┌─ Excerpted records
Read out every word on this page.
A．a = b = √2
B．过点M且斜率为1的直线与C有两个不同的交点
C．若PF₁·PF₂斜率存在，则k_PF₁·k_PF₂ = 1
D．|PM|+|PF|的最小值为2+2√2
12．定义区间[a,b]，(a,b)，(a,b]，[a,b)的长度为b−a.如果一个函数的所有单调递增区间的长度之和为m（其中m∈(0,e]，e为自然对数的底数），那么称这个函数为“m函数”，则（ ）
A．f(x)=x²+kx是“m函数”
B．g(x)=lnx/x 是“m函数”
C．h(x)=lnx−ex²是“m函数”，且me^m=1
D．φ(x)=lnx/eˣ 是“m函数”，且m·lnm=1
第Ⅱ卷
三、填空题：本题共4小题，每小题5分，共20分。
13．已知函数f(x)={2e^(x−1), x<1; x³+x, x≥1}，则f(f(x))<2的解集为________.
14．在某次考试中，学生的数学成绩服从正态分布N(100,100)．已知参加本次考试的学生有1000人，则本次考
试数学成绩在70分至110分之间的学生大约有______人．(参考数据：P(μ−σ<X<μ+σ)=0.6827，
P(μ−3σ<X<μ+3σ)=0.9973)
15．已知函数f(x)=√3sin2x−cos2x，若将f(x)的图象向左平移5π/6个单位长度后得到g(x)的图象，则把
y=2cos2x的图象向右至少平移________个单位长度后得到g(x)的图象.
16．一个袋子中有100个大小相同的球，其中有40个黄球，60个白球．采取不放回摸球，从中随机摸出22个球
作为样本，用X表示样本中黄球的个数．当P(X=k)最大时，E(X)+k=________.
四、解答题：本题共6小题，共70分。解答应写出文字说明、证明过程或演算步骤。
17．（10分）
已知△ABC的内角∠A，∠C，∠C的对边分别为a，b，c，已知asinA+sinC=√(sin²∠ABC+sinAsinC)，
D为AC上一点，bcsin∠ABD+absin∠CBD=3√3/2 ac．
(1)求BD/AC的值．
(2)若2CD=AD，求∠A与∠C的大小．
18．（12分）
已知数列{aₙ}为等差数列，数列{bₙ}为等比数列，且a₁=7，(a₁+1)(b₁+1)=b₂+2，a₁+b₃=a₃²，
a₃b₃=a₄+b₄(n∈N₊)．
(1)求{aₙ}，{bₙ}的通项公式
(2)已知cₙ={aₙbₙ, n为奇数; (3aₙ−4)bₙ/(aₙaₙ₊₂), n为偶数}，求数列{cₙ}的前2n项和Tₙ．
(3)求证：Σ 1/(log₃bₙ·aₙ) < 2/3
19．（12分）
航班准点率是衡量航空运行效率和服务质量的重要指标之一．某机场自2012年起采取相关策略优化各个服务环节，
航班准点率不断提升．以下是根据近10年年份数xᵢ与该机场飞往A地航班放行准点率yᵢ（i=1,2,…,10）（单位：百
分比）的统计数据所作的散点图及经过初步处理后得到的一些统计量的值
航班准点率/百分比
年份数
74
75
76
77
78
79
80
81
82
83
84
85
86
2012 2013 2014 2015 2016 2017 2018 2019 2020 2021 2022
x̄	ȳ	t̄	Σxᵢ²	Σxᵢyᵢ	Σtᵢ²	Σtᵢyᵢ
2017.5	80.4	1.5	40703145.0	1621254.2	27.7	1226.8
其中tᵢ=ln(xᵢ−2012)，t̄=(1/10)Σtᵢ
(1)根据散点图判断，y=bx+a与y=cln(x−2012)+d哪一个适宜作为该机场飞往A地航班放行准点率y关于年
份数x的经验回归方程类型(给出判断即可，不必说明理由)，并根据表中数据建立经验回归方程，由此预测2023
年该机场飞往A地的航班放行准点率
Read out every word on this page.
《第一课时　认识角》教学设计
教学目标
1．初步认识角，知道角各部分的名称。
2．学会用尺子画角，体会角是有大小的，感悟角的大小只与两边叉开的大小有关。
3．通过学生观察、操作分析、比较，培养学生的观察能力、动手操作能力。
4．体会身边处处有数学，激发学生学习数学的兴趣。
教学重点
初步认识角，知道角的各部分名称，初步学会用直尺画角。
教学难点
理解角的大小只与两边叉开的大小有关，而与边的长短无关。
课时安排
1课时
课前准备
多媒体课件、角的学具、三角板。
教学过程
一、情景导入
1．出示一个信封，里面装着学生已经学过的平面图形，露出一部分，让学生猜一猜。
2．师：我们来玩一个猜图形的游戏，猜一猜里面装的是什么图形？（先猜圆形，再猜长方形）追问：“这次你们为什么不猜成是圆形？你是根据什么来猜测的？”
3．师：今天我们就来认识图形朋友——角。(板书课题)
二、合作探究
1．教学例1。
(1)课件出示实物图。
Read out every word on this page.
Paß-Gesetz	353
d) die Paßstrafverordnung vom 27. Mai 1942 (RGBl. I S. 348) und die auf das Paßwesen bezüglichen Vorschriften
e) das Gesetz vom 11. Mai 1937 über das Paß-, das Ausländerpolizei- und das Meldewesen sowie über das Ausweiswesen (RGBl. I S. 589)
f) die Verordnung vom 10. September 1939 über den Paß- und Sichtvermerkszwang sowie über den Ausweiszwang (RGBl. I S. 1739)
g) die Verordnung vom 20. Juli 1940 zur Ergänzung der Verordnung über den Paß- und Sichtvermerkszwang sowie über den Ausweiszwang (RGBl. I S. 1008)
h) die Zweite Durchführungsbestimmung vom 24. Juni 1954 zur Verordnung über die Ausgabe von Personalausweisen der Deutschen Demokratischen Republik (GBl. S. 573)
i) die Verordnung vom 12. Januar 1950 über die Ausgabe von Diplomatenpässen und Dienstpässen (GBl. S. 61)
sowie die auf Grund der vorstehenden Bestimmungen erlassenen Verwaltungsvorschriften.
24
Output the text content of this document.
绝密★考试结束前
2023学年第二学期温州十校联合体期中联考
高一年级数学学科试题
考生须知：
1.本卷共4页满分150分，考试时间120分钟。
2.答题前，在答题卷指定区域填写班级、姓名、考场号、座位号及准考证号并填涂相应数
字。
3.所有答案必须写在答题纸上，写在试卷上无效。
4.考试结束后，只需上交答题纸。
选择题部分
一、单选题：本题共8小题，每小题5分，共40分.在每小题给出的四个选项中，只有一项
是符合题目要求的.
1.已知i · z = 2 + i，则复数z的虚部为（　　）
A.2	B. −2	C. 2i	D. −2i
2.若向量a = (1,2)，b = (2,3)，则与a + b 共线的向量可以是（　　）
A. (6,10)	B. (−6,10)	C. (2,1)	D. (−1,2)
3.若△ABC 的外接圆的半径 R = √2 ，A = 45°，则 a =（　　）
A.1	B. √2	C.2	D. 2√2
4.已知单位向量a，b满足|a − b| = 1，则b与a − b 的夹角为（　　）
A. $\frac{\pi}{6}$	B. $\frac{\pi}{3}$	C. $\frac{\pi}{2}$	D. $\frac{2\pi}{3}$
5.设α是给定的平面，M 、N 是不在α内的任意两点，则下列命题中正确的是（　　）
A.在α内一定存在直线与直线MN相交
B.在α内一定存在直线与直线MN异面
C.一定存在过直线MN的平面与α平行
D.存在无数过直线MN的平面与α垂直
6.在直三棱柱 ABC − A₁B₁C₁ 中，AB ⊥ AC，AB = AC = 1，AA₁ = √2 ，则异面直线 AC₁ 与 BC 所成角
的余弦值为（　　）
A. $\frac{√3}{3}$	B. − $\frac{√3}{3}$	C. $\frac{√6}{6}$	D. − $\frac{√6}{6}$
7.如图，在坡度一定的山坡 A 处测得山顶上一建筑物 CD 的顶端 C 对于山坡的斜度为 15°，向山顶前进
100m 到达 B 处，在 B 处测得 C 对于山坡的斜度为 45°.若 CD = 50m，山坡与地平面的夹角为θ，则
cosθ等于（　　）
└─
## What to work on
Above are the records; copy every line in them that holds the word "frac".

## Complete answer
A. $\frac{\pi}{6}$	B. $\frac{\pi}{3}$	C. $\frac{\pi}{2}$	D. $\frac{2\pi}{3}$
A. $\frac{√3}{3}$	B. − $\frac{√3}{3}$	C. $\frac{√6}{6}$	D. − $\frac{√6}{6}$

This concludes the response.